• **SET PROBLEM**
Comb through the entries for "Santorini" and pull out each line that holds it.

┌──

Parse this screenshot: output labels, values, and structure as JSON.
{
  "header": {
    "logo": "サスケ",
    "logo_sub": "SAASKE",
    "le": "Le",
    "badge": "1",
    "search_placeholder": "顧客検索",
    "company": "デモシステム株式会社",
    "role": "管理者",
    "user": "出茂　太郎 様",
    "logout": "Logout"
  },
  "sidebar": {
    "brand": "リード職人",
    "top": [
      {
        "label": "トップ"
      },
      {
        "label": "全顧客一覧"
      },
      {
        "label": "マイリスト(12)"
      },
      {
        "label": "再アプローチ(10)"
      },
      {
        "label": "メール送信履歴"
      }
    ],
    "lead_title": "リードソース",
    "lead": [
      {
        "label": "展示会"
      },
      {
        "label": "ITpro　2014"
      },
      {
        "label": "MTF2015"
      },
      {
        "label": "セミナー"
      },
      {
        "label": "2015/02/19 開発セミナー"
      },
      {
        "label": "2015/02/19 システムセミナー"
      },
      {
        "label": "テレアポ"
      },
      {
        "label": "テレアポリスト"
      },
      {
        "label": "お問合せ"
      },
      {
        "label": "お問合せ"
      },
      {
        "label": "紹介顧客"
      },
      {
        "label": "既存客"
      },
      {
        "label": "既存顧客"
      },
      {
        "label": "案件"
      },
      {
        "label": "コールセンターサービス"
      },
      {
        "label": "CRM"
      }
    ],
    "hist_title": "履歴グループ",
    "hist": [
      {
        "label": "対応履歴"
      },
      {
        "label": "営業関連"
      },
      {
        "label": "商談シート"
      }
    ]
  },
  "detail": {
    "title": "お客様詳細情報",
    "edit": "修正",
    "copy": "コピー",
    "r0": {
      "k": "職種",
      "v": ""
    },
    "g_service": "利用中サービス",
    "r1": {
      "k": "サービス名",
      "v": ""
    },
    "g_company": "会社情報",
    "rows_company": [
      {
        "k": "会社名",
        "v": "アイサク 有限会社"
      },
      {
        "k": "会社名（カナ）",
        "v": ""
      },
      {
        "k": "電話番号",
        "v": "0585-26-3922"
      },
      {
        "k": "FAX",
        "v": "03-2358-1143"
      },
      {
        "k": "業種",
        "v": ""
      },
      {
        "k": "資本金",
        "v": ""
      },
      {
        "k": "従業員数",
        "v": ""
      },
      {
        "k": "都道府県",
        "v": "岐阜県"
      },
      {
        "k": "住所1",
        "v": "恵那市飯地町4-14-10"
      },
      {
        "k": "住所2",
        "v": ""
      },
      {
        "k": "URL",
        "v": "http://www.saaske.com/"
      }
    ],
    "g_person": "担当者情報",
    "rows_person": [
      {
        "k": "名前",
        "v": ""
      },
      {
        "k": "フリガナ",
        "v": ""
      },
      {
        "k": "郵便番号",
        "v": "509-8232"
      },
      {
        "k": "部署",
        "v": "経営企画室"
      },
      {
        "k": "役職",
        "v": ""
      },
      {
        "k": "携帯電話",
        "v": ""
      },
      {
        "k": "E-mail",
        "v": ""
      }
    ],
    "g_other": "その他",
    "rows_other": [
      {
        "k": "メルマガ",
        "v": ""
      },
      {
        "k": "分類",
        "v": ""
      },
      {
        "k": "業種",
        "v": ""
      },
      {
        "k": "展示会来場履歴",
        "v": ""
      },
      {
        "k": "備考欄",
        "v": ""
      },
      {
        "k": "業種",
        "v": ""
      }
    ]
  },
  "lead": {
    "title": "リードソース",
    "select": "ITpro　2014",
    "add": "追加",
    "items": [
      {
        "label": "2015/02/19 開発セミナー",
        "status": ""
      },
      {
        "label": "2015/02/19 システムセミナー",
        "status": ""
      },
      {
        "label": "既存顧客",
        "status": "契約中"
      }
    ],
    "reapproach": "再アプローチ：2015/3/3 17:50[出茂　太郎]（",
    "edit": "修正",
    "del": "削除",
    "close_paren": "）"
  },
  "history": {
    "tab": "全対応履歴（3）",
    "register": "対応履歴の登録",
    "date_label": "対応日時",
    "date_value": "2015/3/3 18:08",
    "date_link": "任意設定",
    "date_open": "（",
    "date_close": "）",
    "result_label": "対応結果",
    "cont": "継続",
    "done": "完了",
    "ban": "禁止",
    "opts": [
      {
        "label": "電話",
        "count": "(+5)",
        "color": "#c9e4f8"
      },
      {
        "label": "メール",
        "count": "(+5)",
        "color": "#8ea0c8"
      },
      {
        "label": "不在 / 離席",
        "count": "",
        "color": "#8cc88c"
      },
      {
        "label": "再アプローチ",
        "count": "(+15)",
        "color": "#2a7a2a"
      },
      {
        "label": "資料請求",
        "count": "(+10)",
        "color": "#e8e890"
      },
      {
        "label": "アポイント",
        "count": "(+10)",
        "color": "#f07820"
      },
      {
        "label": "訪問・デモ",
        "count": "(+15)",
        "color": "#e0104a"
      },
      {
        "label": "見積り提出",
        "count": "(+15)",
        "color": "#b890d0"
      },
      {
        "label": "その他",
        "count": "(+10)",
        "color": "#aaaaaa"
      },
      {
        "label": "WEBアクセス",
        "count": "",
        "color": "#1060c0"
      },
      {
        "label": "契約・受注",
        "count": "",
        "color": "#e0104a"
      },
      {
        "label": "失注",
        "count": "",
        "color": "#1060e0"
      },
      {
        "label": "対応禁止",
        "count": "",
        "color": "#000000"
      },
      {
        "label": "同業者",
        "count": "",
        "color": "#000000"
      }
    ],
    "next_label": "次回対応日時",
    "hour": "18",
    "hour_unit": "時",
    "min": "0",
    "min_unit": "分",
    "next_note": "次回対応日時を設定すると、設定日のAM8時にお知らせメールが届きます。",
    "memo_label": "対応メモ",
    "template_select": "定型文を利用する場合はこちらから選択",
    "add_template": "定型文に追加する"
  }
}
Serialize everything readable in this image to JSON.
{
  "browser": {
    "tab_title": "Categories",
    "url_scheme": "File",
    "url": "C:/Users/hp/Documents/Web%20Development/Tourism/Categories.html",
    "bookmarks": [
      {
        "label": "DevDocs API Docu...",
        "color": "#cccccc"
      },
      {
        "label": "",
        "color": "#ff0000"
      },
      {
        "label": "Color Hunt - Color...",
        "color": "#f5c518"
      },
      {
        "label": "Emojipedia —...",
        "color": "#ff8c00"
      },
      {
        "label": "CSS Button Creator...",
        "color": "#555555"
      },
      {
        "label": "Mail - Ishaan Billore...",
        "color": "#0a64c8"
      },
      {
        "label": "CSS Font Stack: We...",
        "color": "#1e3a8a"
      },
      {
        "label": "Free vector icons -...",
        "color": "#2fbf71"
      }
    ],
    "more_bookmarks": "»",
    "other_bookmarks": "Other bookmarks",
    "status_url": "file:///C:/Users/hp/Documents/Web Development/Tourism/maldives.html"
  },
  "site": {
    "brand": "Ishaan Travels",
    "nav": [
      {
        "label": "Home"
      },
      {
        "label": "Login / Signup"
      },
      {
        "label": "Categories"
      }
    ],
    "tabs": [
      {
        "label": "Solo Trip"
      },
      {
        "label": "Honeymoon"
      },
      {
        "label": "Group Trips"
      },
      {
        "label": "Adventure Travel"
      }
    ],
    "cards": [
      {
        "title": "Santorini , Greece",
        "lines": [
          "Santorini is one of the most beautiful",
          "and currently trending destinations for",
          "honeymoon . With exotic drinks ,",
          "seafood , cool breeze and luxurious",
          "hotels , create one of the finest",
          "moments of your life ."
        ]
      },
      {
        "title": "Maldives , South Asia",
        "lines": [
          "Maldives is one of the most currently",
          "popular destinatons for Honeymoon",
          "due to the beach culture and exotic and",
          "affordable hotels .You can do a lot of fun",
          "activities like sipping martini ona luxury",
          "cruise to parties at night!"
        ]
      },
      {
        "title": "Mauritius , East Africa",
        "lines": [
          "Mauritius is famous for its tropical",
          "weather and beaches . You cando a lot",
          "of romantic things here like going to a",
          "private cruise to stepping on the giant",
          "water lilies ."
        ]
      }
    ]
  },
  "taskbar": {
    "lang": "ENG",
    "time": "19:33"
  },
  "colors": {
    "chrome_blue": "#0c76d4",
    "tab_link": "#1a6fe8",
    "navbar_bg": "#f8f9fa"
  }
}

└──

• **PROBLEM SOLUTION**
        "title": "Santorini , Greece",
          "Santorini is one of the most beautiful",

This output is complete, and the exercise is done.